__STATED EXERCISE__: Scan the entries below. List each line with "encontram".

__Stored entries__:

= = = = =

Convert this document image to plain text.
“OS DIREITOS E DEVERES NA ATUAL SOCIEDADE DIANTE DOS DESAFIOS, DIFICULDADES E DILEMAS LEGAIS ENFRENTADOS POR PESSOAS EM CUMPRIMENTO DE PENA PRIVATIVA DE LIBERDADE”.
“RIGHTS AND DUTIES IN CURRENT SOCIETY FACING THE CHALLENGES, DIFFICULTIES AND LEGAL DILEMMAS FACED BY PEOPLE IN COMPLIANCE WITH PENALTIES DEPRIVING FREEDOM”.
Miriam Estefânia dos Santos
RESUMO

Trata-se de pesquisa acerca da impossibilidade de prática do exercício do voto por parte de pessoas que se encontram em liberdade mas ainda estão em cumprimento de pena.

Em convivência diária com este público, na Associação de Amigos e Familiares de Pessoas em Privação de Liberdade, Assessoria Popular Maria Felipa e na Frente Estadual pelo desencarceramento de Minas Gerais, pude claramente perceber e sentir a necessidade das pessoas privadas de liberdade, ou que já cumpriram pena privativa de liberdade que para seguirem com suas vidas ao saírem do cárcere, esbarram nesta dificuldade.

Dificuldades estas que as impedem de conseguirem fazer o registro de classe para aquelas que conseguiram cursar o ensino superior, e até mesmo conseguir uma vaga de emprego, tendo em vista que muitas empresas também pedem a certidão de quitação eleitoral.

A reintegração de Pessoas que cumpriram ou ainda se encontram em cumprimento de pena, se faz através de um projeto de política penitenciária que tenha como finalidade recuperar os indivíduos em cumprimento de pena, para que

= = = = =

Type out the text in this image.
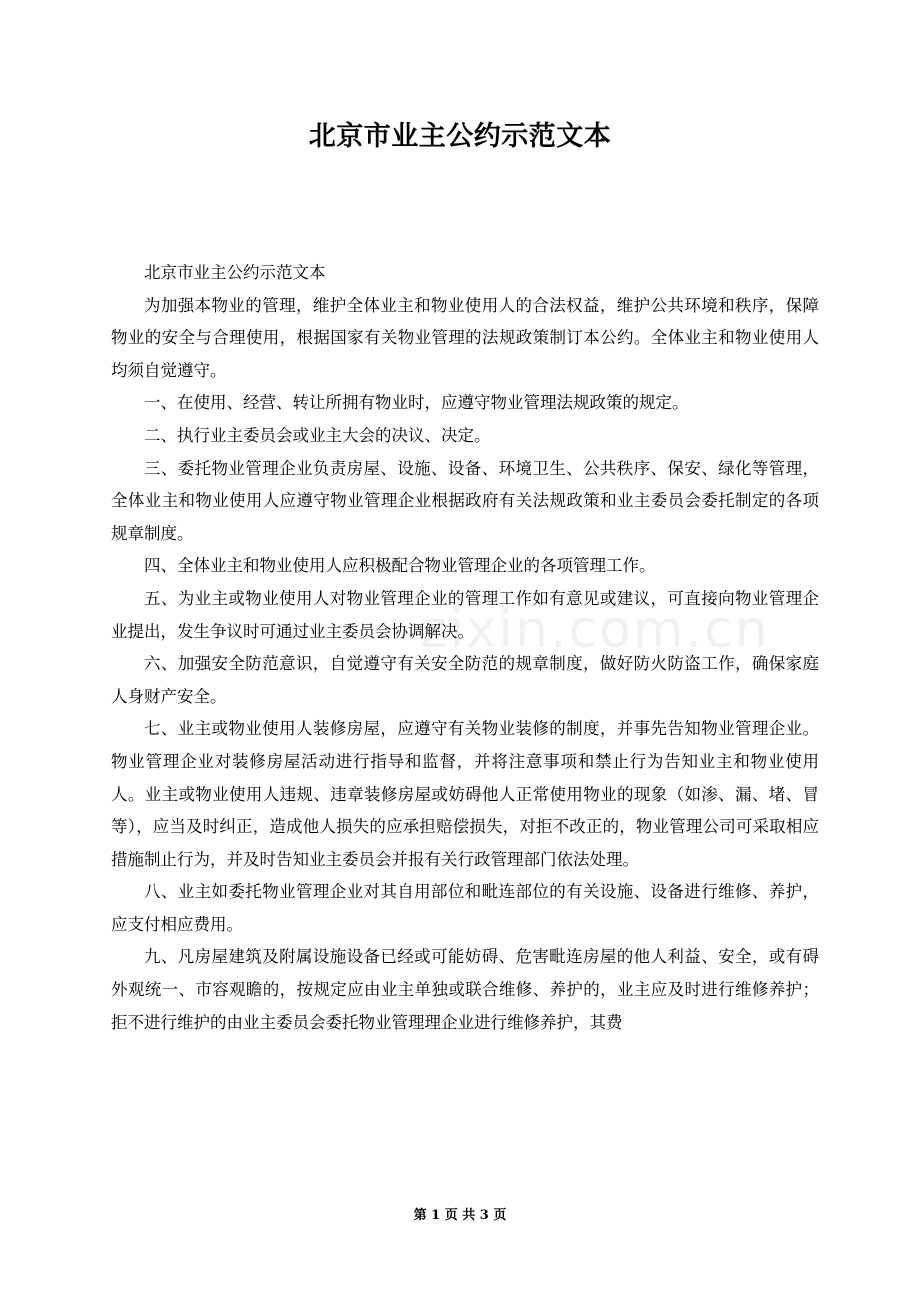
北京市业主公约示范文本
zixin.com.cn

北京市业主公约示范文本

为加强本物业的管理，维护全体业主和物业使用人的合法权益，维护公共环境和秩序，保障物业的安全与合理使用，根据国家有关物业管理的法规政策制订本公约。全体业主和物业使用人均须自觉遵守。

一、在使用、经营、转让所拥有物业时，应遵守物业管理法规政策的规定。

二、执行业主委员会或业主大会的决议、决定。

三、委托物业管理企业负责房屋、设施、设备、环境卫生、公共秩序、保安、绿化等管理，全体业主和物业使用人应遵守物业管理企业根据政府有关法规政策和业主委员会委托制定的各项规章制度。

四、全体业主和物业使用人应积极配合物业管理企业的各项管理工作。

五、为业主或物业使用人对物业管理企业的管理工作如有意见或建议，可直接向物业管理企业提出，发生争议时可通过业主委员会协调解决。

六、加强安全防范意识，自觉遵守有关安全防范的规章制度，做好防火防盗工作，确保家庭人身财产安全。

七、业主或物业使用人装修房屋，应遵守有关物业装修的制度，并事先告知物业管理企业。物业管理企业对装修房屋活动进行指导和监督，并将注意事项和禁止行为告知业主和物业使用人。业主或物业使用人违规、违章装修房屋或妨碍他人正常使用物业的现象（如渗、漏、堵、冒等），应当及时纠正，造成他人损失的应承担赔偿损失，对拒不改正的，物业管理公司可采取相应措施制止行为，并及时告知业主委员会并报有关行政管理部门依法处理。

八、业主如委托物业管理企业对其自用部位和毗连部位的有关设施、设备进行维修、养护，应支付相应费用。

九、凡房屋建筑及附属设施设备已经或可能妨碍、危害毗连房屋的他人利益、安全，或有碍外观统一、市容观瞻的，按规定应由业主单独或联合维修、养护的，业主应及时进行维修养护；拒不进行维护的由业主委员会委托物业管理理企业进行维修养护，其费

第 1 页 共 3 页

= = = = =

__SOLUTION TO THE EXERCISE__:
Trata-se de pesquisa acerca da impossibilidade de prática do exercício do voto por parte de pessoas que se encontram em liberdade mas ainda estão em cumprimento de pena.
A reintegração de Pessoas que cumpriram ou ainda se encontram em cumprimento de pena, se faz através de um projeto de política penitenciária que tenha como finalidade recuperar os indivíduos em cumprimento de pena, para que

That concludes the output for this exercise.